[PROBLEM DETAILS] Of the lines below, count those containing the word "ions". Reply with the number alone.

Data entries
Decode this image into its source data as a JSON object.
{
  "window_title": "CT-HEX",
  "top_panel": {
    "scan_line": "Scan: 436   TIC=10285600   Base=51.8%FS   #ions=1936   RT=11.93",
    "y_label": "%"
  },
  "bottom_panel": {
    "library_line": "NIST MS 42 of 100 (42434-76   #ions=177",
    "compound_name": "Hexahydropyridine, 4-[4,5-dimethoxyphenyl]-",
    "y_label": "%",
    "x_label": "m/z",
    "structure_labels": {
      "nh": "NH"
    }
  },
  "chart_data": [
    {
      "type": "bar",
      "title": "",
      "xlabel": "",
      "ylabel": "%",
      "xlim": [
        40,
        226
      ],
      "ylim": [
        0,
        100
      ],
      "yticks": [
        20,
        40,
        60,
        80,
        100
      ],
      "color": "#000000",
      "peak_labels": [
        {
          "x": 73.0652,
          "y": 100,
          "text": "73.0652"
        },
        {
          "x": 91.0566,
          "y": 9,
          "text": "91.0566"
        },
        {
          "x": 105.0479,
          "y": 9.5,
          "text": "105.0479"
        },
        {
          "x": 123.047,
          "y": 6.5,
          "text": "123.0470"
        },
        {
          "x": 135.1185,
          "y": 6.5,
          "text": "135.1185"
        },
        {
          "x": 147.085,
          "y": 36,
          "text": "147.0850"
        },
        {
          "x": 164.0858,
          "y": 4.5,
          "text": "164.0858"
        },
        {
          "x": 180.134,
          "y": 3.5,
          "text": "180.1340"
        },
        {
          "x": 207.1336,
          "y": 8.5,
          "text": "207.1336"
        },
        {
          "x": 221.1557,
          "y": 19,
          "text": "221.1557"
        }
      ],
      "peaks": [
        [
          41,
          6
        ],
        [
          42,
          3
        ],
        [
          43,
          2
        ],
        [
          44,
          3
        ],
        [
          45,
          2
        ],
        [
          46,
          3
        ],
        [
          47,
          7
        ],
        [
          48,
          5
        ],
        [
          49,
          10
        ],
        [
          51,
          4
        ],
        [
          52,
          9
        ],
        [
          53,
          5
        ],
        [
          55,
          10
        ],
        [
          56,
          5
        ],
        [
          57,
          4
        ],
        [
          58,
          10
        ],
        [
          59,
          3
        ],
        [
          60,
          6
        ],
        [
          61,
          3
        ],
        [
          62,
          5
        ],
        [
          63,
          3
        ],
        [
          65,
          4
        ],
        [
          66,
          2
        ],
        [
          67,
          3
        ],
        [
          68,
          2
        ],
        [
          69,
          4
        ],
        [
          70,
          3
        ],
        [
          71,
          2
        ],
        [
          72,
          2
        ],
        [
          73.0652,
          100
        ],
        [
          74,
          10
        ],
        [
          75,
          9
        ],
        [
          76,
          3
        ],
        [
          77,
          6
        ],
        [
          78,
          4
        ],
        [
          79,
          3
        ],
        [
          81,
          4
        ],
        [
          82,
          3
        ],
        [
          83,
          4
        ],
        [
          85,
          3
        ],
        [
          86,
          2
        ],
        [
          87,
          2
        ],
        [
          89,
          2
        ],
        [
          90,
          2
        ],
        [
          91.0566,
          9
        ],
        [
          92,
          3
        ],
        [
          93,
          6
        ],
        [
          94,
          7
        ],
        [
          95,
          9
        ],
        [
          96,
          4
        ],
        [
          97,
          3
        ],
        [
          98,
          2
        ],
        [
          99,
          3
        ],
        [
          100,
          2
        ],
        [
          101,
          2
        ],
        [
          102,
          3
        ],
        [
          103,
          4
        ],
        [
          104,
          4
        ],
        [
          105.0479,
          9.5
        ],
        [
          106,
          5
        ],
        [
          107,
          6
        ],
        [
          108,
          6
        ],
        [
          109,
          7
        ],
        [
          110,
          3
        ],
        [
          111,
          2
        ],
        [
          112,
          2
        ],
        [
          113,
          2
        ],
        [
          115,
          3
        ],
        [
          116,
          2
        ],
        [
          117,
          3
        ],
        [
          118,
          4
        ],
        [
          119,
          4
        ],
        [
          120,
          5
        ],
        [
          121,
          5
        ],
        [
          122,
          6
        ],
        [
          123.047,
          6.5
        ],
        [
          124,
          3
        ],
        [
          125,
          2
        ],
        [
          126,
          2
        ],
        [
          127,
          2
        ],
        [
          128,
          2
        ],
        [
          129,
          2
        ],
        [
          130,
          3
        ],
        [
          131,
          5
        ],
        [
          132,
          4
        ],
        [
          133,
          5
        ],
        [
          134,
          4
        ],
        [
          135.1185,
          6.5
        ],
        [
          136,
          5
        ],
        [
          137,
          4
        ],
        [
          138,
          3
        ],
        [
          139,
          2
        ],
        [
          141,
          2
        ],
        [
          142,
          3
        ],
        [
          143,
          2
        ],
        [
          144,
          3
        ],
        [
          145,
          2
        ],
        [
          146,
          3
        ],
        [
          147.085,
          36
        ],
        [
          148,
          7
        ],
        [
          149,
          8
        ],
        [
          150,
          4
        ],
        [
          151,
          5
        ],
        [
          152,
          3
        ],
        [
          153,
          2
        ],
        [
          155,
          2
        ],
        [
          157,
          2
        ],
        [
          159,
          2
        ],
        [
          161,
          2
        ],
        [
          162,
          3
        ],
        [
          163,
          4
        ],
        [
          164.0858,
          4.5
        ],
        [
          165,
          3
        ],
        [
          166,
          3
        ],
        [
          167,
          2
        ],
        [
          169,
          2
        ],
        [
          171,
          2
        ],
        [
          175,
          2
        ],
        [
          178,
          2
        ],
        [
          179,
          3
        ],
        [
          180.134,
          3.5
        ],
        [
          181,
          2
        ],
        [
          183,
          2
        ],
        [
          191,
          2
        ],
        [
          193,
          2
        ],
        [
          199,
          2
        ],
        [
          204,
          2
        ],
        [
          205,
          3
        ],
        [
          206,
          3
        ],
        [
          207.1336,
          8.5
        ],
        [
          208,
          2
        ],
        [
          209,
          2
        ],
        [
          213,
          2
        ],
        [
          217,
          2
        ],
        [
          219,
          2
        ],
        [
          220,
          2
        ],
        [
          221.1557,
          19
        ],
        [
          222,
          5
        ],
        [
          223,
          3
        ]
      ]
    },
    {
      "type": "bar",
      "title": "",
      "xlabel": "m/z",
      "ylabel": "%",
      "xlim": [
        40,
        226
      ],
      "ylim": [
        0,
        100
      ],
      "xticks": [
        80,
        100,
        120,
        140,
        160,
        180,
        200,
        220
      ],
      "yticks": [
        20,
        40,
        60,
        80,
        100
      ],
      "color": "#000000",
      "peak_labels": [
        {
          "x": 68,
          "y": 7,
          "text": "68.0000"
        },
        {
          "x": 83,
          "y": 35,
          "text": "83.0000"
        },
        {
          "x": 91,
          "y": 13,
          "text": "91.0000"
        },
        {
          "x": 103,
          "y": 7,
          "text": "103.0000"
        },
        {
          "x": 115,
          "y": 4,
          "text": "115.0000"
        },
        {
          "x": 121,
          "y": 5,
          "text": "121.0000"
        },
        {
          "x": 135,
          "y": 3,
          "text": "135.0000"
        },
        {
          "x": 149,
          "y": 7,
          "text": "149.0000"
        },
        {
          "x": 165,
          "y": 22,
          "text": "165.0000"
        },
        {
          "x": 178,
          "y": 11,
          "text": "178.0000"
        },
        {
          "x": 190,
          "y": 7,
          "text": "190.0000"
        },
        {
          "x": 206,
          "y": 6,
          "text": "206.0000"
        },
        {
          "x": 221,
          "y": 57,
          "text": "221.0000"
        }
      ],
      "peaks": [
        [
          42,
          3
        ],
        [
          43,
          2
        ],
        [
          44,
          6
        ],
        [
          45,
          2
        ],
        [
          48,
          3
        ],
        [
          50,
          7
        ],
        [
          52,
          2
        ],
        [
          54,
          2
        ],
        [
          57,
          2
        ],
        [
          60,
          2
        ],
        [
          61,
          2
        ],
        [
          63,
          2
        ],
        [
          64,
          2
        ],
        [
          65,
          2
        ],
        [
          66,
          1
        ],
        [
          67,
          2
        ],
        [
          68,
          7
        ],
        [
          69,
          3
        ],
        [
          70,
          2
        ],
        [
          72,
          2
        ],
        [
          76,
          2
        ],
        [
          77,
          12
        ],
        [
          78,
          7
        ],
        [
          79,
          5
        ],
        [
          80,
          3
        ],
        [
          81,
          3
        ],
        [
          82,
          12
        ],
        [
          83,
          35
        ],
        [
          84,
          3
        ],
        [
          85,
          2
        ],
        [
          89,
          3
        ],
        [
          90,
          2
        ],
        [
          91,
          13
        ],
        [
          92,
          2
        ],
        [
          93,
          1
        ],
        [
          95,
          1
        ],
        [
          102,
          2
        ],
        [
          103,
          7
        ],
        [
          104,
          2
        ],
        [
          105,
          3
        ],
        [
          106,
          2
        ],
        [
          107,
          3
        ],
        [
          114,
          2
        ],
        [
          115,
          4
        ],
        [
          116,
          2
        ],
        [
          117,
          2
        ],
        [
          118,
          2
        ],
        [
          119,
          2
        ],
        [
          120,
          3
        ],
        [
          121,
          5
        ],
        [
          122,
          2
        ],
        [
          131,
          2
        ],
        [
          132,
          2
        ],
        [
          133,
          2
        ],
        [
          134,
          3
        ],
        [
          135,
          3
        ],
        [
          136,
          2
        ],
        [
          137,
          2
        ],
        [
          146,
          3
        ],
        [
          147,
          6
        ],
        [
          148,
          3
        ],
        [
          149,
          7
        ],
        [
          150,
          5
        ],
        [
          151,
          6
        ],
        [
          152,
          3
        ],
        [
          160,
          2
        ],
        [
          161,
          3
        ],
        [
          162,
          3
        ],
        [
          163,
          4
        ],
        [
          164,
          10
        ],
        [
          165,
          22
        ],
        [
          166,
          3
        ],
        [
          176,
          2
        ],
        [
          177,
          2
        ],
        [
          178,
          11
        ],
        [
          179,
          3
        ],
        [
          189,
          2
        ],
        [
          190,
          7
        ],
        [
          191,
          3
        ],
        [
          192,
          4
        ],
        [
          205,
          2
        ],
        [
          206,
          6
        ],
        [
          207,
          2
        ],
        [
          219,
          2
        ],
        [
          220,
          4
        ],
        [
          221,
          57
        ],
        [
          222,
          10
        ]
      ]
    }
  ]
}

[ANSWER TO THE EXERCISE] 2